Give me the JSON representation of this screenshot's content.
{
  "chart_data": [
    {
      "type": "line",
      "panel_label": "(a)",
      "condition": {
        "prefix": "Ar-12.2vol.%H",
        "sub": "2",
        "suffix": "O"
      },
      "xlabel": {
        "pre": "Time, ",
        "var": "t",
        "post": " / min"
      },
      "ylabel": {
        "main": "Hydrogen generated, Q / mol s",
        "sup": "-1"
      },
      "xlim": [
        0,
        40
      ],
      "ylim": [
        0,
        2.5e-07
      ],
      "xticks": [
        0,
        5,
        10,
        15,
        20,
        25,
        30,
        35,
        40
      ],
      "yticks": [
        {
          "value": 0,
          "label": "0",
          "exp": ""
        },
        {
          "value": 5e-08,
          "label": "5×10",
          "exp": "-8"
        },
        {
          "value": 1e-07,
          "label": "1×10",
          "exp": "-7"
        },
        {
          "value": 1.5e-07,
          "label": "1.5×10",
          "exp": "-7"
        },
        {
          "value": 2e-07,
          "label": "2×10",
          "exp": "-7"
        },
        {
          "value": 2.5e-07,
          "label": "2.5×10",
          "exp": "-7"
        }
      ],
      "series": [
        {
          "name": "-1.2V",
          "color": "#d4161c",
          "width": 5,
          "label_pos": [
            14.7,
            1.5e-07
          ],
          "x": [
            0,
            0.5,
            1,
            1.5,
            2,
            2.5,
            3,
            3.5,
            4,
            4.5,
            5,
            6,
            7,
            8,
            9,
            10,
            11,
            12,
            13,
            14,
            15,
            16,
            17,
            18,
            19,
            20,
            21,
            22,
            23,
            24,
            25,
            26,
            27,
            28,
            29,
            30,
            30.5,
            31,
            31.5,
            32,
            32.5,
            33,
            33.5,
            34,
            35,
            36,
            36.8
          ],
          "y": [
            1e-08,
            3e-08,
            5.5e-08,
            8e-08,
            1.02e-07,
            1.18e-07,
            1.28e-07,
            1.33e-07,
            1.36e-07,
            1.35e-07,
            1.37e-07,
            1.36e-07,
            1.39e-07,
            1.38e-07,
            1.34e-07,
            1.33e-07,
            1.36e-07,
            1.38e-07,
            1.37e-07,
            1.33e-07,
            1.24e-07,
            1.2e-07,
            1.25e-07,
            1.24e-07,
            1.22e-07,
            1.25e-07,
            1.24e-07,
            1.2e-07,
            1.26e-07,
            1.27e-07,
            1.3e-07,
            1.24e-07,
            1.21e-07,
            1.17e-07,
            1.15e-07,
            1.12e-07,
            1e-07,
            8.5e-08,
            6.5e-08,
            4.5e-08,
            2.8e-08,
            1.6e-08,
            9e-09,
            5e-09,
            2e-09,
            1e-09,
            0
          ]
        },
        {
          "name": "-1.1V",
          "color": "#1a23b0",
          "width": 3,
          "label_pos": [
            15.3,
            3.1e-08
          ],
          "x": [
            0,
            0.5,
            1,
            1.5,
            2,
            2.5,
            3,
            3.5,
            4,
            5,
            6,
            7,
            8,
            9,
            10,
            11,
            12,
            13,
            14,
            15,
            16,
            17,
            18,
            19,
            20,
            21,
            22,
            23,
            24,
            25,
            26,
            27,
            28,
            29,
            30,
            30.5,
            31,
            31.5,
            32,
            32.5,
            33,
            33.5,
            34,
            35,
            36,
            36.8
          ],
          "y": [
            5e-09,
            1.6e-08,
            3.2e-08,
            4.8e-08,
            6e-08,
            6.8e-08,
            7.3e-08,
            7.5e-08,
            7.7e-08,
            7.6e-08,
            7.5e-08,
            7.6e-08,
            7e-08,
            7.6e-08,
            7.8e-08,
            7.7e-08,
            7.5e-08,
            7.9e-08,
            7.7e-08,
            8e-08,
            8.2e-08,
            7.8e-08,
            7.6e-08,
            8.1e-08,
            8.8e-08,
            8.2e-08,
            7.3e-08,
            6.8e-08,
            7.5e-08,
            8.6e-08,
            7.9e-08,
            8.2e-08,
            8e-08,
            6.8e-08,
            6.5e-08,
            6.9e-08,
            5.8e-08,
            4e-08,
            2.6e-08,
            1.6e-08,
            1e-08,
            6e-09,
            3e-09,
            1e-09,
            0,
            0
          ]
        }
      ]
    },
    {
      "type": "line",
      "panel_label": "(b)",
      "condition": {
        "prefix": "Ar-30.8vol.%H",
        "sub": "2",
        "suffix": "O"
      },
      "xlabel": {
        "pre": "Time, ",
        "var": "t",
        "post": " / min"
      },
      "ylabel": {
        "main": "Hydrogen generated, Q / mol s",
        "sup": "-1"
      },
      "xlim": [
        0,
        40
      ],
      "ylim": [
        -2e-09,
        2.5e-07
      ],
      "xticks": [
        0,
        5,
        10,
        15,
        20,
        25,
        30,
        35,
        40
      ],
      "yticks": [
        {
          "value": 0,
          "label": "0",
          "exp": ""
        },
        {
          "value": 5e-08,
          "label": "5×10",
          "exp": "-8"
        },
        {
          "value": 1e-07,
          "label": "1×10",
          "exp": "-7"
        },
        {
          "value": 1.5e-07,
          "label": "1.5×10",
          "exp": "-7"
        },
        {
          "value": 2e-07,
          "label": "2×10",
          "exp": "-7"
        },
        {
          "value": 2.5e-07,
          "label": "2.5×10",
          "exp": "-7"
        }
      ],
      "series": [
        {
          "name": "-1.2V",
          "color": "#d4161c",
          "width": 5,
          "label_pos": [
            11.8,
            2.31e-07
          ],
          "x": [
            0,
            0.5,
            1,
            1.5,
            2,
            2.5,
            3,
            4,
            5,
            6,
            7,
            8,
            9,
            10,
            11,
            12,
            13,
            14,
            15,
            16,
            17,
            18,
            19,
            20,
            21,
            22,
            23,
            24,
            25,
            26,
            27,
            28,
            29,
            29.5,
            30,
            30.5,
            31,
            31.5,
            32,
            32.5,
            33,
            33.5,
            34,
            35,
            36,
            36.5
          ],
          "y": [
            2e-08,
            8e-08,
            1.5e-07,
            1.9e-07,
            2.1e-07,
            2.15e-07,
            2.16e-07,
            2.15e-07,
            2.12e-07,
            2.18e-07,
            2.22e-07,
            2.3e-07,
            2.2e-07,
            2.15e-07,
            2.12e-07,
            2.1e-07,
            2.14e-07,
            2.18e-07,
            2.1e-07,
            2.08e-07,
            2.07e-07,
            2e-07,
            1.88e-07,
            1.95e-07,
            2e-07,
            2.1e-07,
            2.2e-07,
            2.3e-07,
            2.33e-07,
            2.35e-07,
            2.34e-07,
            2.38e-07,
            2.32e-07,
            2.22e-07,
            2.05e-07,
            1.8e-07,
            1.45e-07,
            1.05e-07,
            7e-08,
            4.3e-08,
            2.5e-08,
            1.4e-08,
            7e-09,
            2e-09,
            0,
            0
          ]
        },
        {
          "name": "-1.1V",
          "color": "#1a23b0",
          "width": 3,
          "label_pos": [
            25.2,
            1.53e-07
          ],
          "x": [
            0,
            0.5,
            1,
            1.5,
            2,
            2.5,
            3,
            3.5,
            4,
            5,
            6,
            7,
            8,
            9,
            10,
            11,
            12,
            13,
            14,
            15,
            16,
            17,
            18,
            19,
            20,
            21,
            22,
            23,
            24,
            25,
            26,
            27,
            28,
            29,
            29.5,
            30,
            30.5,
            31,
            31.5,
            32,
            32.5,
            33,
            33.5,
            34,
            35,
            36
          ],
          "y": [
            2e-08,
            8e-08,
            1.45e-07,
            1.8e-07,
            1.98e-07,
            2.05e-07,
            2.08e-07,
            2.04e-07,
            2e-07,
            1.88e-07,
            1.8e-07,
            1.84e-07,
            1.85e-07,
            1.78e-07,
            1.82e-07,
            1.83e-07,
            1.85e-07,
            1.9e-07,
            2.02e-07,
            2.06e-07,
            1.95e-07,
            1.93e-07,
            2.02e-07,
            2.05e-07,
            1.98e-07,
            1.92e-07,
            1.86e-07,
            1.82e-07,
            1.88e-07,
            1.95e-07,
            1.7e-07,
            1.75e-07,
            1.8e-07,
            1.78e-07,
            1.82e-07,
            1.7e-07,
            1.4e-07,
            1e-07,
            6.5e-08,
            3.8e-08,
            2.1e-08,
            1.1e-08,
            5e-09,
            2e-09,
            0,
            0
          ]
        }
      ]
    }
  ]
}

★ ★ ★ ★ ★

### WORK TO BE COMPLETED
Output a single number: how many lines contain the word "prefix".

### FINAL RESULT
2